[BEGIN Recorded information]
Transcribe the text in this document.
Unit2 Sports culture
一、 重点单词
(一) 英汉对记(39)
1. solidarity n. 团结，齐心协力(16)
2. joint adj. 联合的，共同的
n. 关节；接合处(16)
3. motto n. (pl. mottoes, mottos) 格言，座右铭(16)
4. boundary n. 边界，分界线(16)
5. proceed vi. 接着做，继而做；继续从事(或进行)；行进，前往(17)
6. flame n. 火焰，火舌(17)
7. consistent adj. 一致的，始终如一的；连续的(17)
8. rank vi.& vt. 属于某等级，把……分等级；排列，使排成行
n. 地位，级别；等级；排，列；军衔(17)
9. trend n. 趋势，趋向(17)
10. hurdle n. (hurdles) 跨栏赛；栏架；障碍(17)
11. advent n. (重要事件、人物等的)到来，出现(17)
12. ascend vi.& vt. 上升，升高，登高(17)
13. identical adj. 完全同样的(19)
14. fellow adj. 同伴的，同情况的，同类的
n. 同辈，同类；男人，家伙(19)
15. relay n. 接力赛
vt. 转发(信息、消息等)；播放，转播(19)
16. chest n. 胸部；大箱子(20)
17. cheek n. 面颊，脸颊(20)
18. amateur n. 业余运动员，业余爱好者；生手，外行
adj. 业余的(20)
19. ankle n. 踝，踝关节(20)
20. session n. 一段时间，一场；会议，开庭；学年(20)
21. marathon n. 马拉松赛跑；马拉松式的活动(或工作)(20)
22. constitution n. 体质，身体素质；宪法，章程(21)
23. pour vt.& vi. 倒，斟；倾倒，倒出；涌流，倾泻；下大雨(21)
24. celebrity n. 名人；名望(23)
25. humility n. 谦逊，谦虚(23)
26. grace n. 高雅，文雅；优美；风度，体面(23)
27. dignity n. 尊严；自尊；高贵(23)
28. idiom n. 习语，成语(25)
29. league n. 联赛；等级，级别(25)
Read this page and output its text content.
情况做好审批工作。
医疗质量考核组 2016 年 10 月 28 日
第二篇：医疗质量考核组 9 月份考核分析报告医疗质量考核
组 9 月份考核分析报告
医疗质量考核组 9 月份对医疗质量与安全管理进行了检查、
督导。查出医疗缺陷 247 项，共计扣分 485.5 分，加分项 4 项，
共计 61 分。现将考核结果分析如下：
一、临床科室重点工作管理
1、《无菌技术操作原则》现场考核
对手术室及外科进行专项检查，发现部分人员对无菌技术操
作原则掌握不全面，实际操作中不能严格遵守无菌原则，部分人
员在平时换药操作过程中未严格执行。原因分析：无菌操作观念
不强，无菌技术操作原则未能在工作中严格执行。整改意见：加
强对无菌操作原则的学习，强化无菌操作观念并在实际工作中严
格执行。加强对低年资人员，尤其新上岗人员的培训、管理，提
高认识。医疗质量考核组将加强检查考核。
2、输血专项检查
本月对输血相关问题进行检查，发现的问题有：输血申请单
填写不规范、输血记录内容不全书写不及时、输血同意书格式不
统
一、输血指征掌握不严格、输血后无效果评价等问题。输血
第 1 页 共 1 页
[END Recorded information]
Produce an exact copy of all the records.

▶ [Response to this task]:
Transcribe the text in this document.
Unit2 Sports culture
一、 重点单词
(一) 英汉对记(39)
1. solidarity n. 团结，齐心协力(16)
2. joint adj. 联合的，共同的
n. 关节；接合处(16)
3. motto n. (pl. mottoes, mottos) 格言，座右铭(16)
4. boundary n. 边界，分界线(16)
5. proceed vi. 接着做，继而做；继续从事(或进行)；行进，前往(17)
6. flame n. 火焰，火舌(17)
7. consistent adj. 一致的，始终如一的；连续的(17)
8. rank vi.& vt. 属于某等级，把……分等级；排列，使排成行
n. 地位，级别；等级；排，列；军衔(17)
9. trend n. 趋势，趋向(17)
10. hurdle n. (hurdles) 跨栏赛；栏架；障碍(17)
11. advent n. (重要事件、人物等的)到来，出现(17)
12. ascend vi.& vt. 上升，升高，登高(17)
13. identical adj. 完全同样的(19)
14. fellow adj. 同伴的，同情况的，同类的
n. 同辈，同类；男人，家伙(19)
15. relay n. 接力赛
vt. 转发(信息、消息等)；播放，转播(19)
16. chest n. 胸部；大箱子(20)
17. cheek n. 面颊，脸颊(20)
18. amateur n. 业余运动员，业余爱好者；生手，外行
adj. 业余的(20)
19. ankle n. 踝，踝关节(20)
20. session n. 一段时间，一场；会议，开庭；学年(20)
21. marathon n. 马拉松赛跑；马拉松式的活动(或工作)(20)
22. constitution n. 体质，身体素质；宪法，章程(21)
23. pour vt.& vi. 倒，斟；倾倒，倒出；涌流，倾泻；下大雨(21)
24. celebrity n. 名人；名望(23)
25. humility n. 谦逊，谦虚(23)
26. grace n. 高雅，文雅；优美；风度，体面(23)
27. dignity n. 尊严；自尊；高贵(23)
28. idiom n. 习语，成语(25)
29. league n. 联赛；等级，级别(25)
Read this page and output its text content.
情况做好审批工作。
医疗质量考核组 2016 年 10 月 28 日
第二篇：医疗质量考核组 9 月份考核分析报告医疗质量考核
组 9 月份考核分析报告
医疗质量考核组 9 月份对医疗质量与安全管理进行了检查、
督导。查出医疗缺陷 247 项，共计扣分 485.5 分，加分项 4 项，
共计 61 分。现将考核结果分析如下：
一、临床科室重点工作管理
1、《无菌技术操作原则》现场考核
对手术室及外科进行专项检查，发现部分人员对无菌技术操
作原则掌握不全面，实际操作中不能严格遵守无菌原则，部分人
员在平时换药操作过程中未严格执行。原因分析：无菌操作观念
不强，无菌技术操作原则未能在工作中严格执行。整改意见：加
强对无菌操作原则的学习，强化无菌操作观念并在实际工作中严
格执行。加强对低年资人员，尤其新上岗人员的培训、管理，提
高认识。医疗质量考核组将加强检查考核。
2、输血专项检查
本月对输血相关问题进行检查，发现的问题有：输血申请单
填写不规范、输血记录内容不全书写不及时、输血同意书格式不
统
一、输血指征掌握不严格、输血后无效果评价等问题。输血
第 1 页 共 1 页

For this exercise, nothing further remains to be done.